The purposes of the batting stride:
- Tunes the degree of approach by readjusting the width of feet and weight distribution.
- Allows for timing adjustments.
- Enables hand and foot separation, stretching muscles (“winding the rubber band”) across the torso to assist power generation.
- Creates momentum in the swing. The hitter starts from a standstill and gains speed and power through synchronized body movements.
- The stride landing creates a pivot point establishing a stable rotational axis from the ground up (click our free article Hitting Drills to Fix Lunging).
Batting Stride Affects Power
Is bat speed generation affected by increasing (or decreasing) the amount of forward movement during the hitter’s stride and approach? If so, what forces are at work?
There are two parties of thought:
Party 1 – Forward Movement Has No Effect on Bat Speed
“…the length of the player’s stride — or even the very absence of a stride — has absolutely nothing to do with the amount of power or bat speed that a hitter generates.” (Epstien, 2003)
“The hips may start to rotate as weight shift ceases, but that rotation comes from muscle contractions in the pelvis region rather than from momentum transfer.” (Mankin, 2002)
“Your stance is fine, but you think a big stride will help you get more weight behind the ball and help you hit it harder. In fact, the large stride is causing you a loss of timing and a loss of power.” (Hitting – Stride, n.d.)
“The only reason you stride is for rhythm and timing. It does not give you power, it does not give you bat quickness or bat velocity, but just rhythm and timing.” (The Pre-Stride, n.d.)
Party 2 – Forward Movement Increases Bat Speed
“The body creates forward momentum and is stopped by the front leg. The body then transfers that momentum to the hips, to the shoulders, to the arms, to the hands, and then of course to the bat.” (Yeager D. C., 2015)
“There has been some controversy over the relative importance in batting of rotational motion and translation motion. Ted Williams emphasized the importance of rotation, and Charlie Lau emphasized translation. Of course, both are essential (as both Williams and Lau knew), and they are interrelated even as the energy of translation of the body goes into the rotary energy of the bat. To hit a baseball with dispatch, one needs to step into the ball, and to rotate.” (Robert K. Adair, 2002)
“This forward momentum is turned to rotation by the reaction of the front leg. Also, significant rotational energy is then generated as the muscles of the torso act through torque from the feet, both of which are now firmly placed on the ground. Most of the translational and rotational energy, generated in the complex actions over a fifth of second that bring the body into play, is now concentrated in the bat”. (Robert K. Adair, 2002)
A study done by the Hitting Performance Lab (Meyers, 2014) came to these conclusions:
- Apex of the bell curve for NO-stride swings ranged from 77 mph to 83 mph.

§ Raw data
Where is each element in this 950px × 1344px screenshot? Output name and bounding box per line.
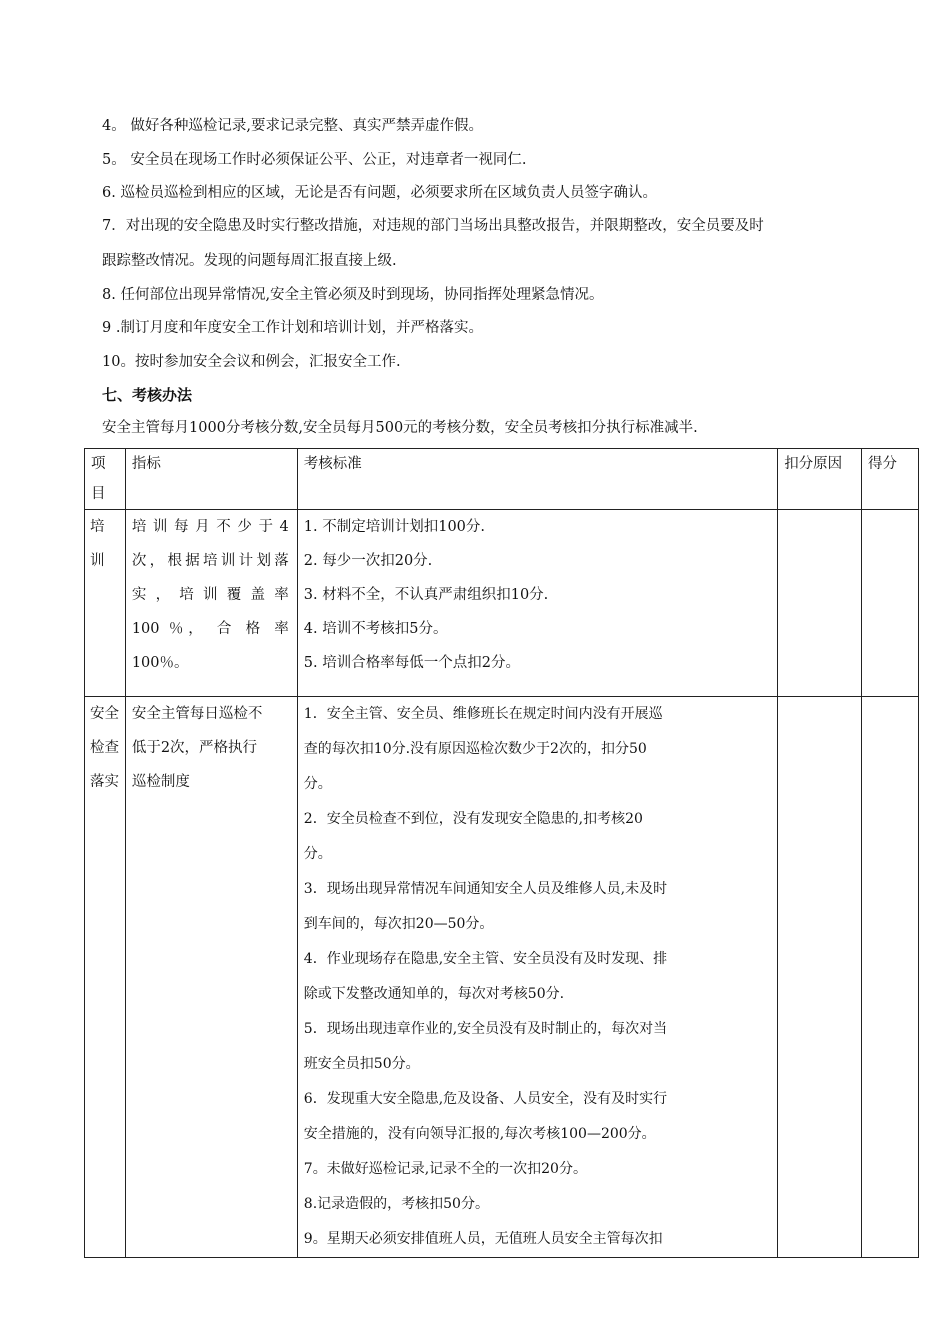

§ Instructions
• a. Reproduce the batting stride text from "Party 2 – Forward" up to and including "D. C., 2015)".
• b. Summarize the batting stride text in two sentences.

§ Written responses
• a.
Party 2 – Forward Movement Increases Bat Speed
“The body creates forward momentum and is stopped by the front leg. The body then transfers that momentum to the hips, to the shoulders, to the arms, to the hands, and then of course to the bat.” (Yeager D. C., 2015)

• b. The batting stride adjusts the hitter's approach, allows timing adjustments, separates hands and feet to help generate power, builds momentum in the swing, and sets a pivot point for a stable rotational axis. Sources disagree on whether forward movement affects bat speed: one party holds that the stride serves only rhythm and timing, while the other holds that forward momentum stopped by the front leg is transferred through the body into the bat.